▸ What is needed: Wherever the word "this" shows up in a line, please copy that line.

(A block of data)
------------------------------
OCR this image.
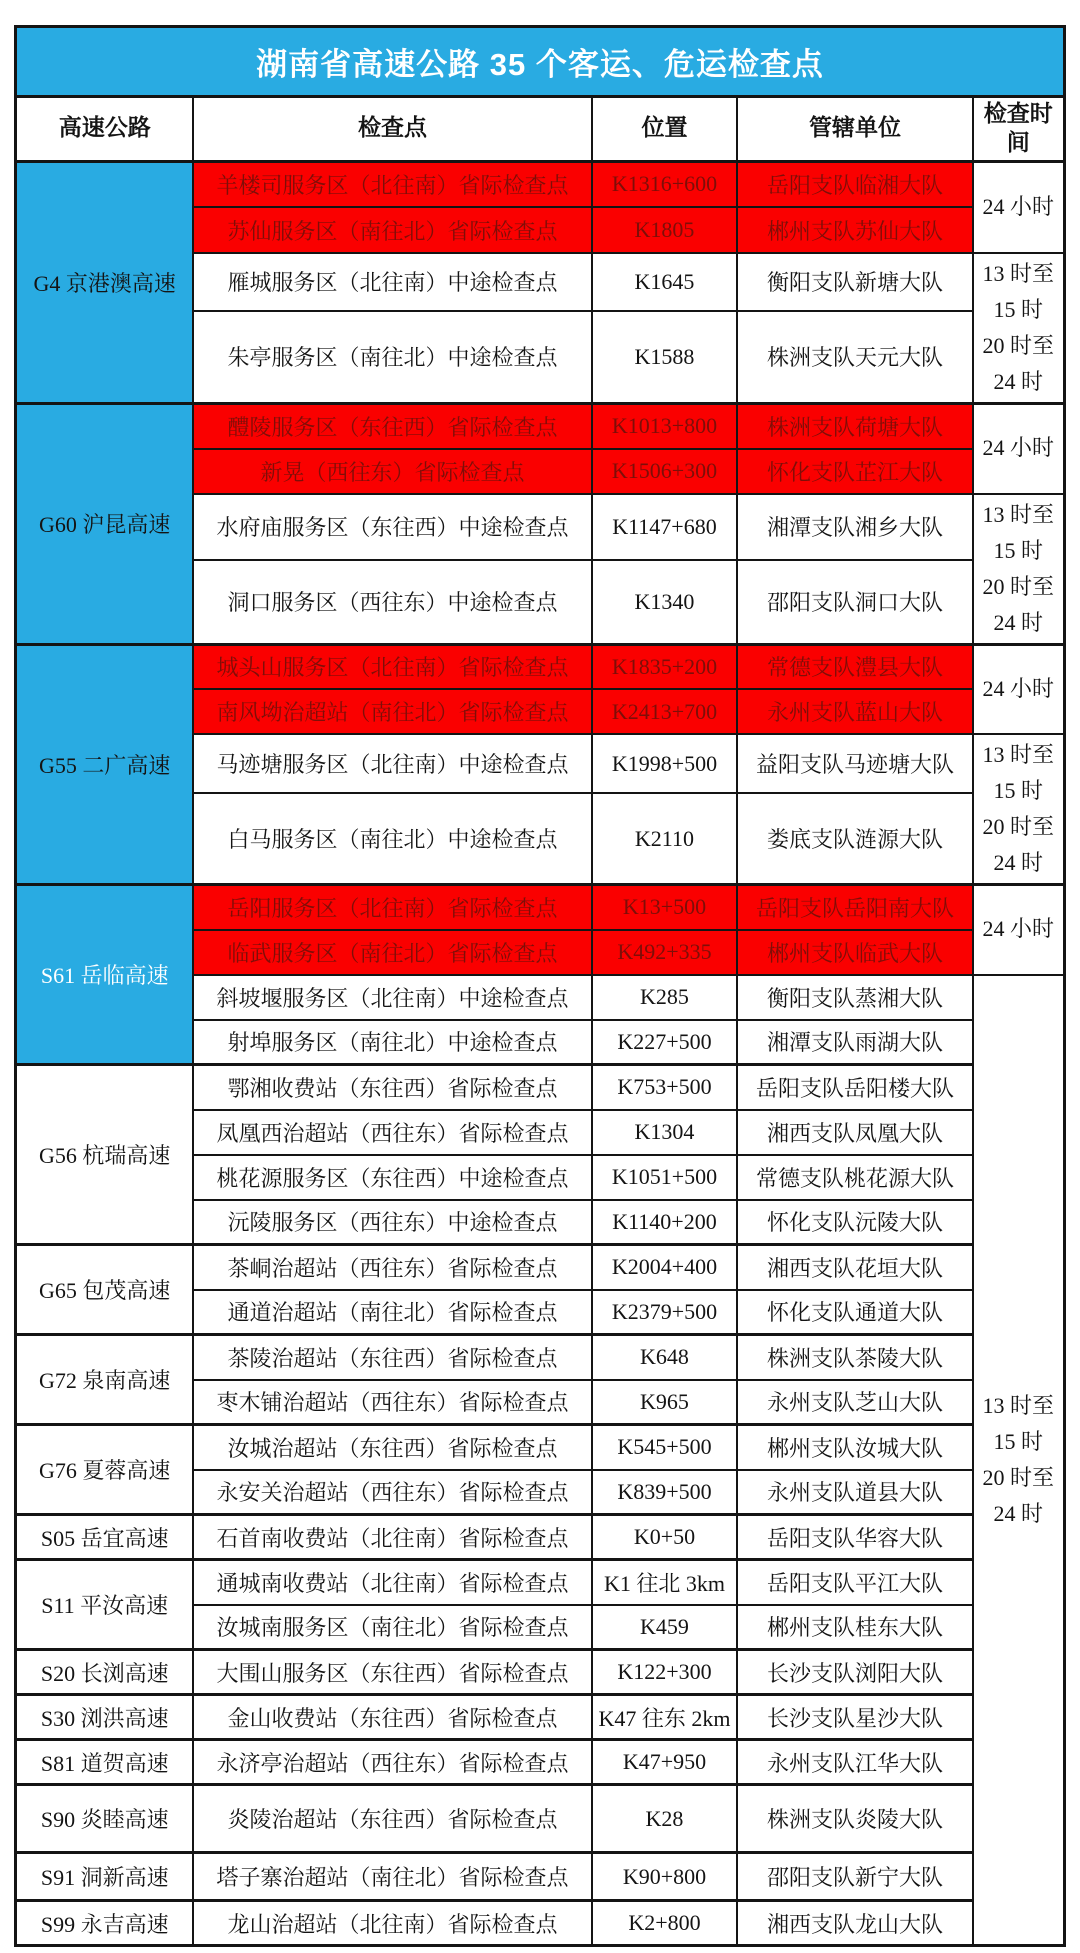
湖南省高速公路 35 个客运、危运检查点				
高速公路	检查点	位置	管辖单位	检查时间
G4 京港澳高速	羊楼司服务区（北往南）省际检查点	K1316+600	岳阳支队临湘大队	24 小时
	苏仙服务区（南往北）省际检查点	K1805	郴州支队苏仙大队	
	雁城服务区（北往南）中途检查点	K1645	衡阳支队新塘大队	13 时至
15 时
20 时至
24 时

	朱亭服务区（南往北）中途检查点	K1588	株洲支队天元大队	
G60 沪昆高速	醴陵服务区（东往西）省际检查点	K1013+800	株洲支队荷塘大队	24 小时
	新晃（西往东）省际检查点	K1506+300	怀化支队芷江大队	
	水府庙服务区（东往西）中途检查点	K1147+680	湘潭支队湘乡大队	13 时至
15 时
20 时至
24 时

	洞口服务区（西往东）中途检查点	K1340	邵阳支队洞口大队	
G55 二广高速	城头山服务区（北往南）省际检查点	K1835+200	常德支队澧县大队	24 小时
	南风坳治超站（南往北）省际检查点	K2413+700	永州支队蓝山大队	
	马迹塘服务区（北往南）中途检查点	K1998+500	益阳支队马迹塘大队	13 时至
15 时
20 时至
24 时

	白马服务区（南往北）中途检查点	K2110	娄底支队涟源大队	
S61 岳临高速	岳阳服务区（北往南）省际检查点	K13+500	岳阳支队岳阳南大队	24 小时
	临武服务区（南往北）省际检查点	K492+335	郴州支队临武大队	
	斜坡堰服务区（北往南）中途检查点	K285	衡阳支队蒸湘大队	13 时至
15 时
20 时至
24 时

	射埠服务区（南往北）中途检查点	K227+500	湘潭支队雨湖大队	
G56 杭瑞高速	鄂湘收费站（东往西）省际检查点	K753+500	岳阳支队岳阳楼大队	
	凤凰西治超站（西往东）省际检查点	K1304	湘西支队凤凰大队	
	桃花源服务区（东往西）中途检查点	K1051+500	常德支队桃花源大队	
	沅陵服务区（西往东）中途检查点	K1140+200	怀化支队沅陵大队	
G65 包茂高速	茶峒治超站（西往东）省际检查点	K2004+400	湘西支队花垣大队	
	通道治超站（南往北）省际检查点	K2379+500	怀化支队通道大队	
G72 泉南高速	茶陵治超站（东往西）省际检查点	K648	株洲支队茶陵大队	
	枣木铺治超站（西往东）省际检查点	K965	永州支队芝山大队	
G76 夏蓉高速	汝城治超站（东往西）省际检查点	K545+500	郴州支队汝城大队	
	永安关治超站（西往东）省际检查点	K839+500	永州支队道县大队	
S05 岳宜高速	石首南收费站（北往南）省际检查点	K0+50	岳阳支队华容大队	
S11 平汝高速	通城南收费站（北往南）省际检查点	K1 往北 3km	岳阳支队平江大队	
	汝城南服务区（南往北）省际检查点	K459	郴州支队桂东大队	
S20 长浏高速	大围山服务区（东往西）省际检查点	K122+300	长沙支队浏阳大队	
S30 浏洪高速	金山收费站（东往西）省际检查点	K47 往东 2km	长沙支队星沙大队	
S81 道贺高速	永济亭治超站（西往东）省际检查点	K47+950	永州支队江华大队	
S90 炎睦高速	炎陵治超站（东往西）省际检查点	K28	株洲支队炎陵大队	
S91 洞新高速	塔子寨治超站（南往北）省际检查点	K90+800	邵阳支队新宁大队	
S99 永吉高速	龙山治超站（北往南）省际检查点	K2+800	湘西支队龙山大队	
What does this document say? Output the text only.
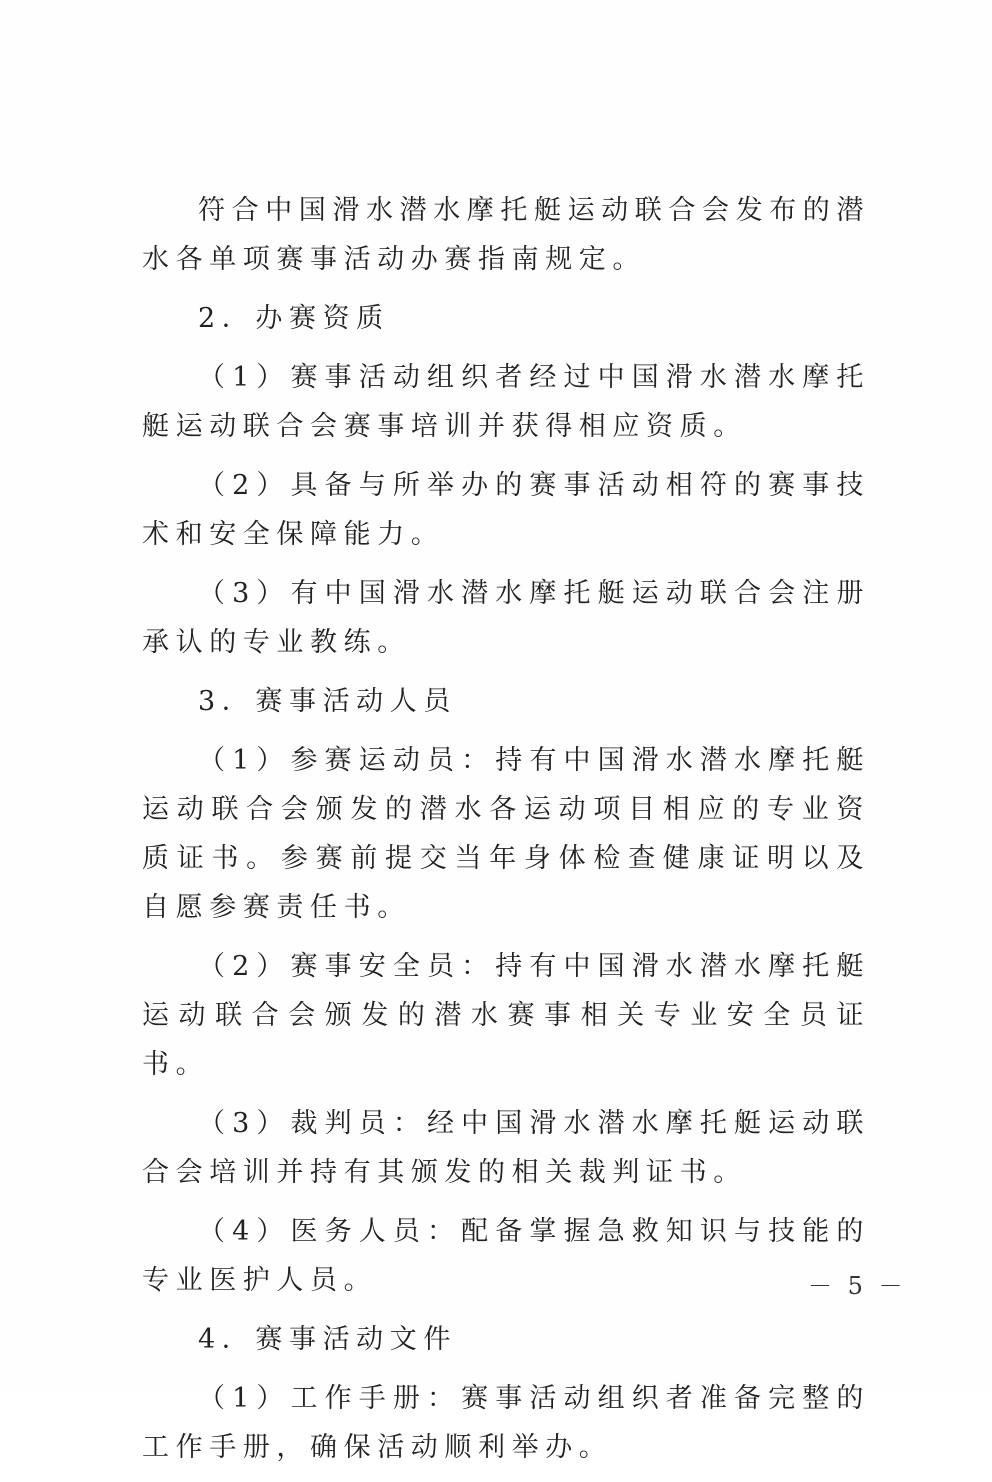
符合中国滑水潜水摩托艇运动联合会发布的潜水各单项赛事活动办赛指南规定。

2．办赛资质

（1）赛事活动组织者经过中国滑水潜水摩托艇运动联合会赛事培训并获得相应资质。

（2）具备与所举办的赛事活动相符的赛事技术和安全保障能力。

（3）有中国滑水潜水摩托艇运动联合会注册承认的专业教练。

3．赛事活动人员

（1）参赛运动员：持有中国滑水潜水摩托艇运动联合会颁发的潜水各运动项目相应的专业资质证书。参赛前提交当年身体检查健康证明以及自愿参赛责任书。

（2）赛事安全员：持有中国滑水潜水摩托艇运动联合会颁发的潜水赛事相关专业安全员证书。

（3）裁判员：经中国滑水潜水摩托艇运动联合会培训并持有其颁发的相关裁判证书。

（4）医务人员：配备掌握急救知识与技能的专业医护人员。

4．赛事活动文件

（1）工作手册：赛事活动组织者准备完整的工作手册，确保活动顺利举办。

－ 5 －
------------------------------
▸ Completed exercise:
OCR this image.
What does this document say? Output the text only.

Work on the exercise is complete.